**Set task:** Tally the lines of the listing that contain the word "related", then give the total and nothing else.
BEGIN Available data
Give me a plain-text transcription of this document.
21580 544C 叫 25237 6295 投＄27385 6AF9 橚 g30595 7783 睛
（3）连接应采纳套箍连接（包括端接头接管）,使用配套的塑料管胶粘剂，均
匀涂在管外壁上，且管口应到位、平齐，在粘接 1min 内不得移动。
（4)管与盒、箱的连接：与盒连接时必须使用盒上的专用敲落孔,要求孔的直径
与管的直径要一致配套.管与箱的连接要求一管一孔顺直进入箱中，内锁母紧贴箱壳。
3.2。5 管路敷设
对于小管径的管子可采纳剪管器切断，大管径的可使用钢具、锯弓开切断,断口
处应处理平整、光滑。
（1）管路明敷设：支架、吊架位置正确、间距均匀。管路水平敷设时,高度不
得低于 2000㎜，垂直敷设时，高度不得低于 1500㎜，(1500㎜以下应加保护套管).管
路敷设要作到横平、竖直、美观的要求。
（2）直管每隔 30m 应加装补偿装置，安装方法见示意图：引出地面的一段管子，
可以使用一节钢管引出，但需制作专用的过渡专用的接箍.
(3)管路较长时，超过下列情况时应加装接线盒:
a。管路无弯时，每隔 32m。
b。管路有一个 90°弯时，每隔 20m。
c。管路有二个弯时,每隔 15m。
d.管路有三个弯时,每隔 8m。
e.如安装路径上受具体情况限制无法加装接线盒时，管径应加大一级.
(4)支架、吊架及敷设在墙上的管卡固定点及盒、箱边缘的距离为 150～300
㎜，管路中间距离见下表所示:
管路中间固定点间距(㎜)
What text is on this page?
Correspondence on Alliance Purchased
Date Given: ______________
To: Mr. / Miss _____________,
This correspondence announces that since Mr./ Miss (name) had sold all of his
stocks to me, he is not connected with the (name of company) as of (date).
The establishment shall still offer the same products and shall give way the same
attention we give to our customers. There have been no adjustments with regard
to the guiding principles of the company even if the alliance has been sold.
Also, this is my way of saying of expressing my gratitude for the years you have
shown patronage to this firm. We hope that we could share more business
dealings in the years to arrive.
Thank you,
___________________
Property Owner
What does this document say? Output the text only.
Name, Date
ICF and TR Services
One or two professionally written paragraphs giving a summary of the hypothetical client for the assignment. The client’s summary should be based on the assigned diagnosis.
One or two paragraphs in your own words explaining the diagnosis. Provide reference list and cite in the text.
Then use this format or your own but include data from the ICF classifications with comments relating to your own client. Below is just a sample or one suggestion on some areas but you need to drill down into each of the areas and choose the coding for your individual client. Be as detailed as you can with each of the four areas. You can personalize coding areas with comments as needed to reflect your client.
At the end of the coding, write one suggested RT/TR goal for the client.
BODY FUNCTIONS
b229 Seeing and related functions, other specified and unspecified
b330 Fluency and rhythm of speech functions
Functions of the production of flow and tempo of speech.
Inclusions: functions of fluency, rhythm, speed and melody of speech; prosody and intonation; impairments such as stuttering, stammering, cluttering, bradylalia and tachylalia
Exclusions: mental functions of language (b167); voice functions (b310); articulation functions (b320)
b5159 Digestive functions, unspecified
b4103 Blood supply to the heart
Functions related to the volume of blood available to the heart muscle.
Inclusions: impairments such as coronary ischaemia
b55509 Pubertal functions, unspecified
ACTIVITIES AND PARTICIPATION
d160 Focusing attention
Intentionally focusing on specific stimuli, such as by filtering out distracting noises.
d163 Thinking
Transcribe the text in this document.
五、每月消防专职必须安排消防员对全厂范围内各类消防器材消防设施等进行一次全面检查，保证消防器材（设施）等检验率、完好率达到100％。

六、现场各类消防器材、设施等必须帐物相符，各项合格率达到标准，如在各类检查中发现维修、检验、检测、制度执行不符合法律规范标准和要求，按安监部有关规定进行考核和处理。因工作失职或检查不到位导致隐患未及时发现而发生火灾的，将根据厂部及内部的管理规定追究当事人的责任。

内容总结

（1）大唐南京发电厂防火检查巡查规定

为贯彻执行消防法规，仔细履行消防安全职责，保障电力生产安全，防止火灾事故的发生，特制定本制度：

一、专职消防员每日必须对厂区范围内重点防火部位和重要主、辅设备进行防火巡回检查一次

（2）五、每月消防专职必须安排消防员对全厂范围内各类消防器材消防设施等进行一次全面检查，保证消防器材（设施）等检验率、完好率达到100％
END Available data
**The response:** 2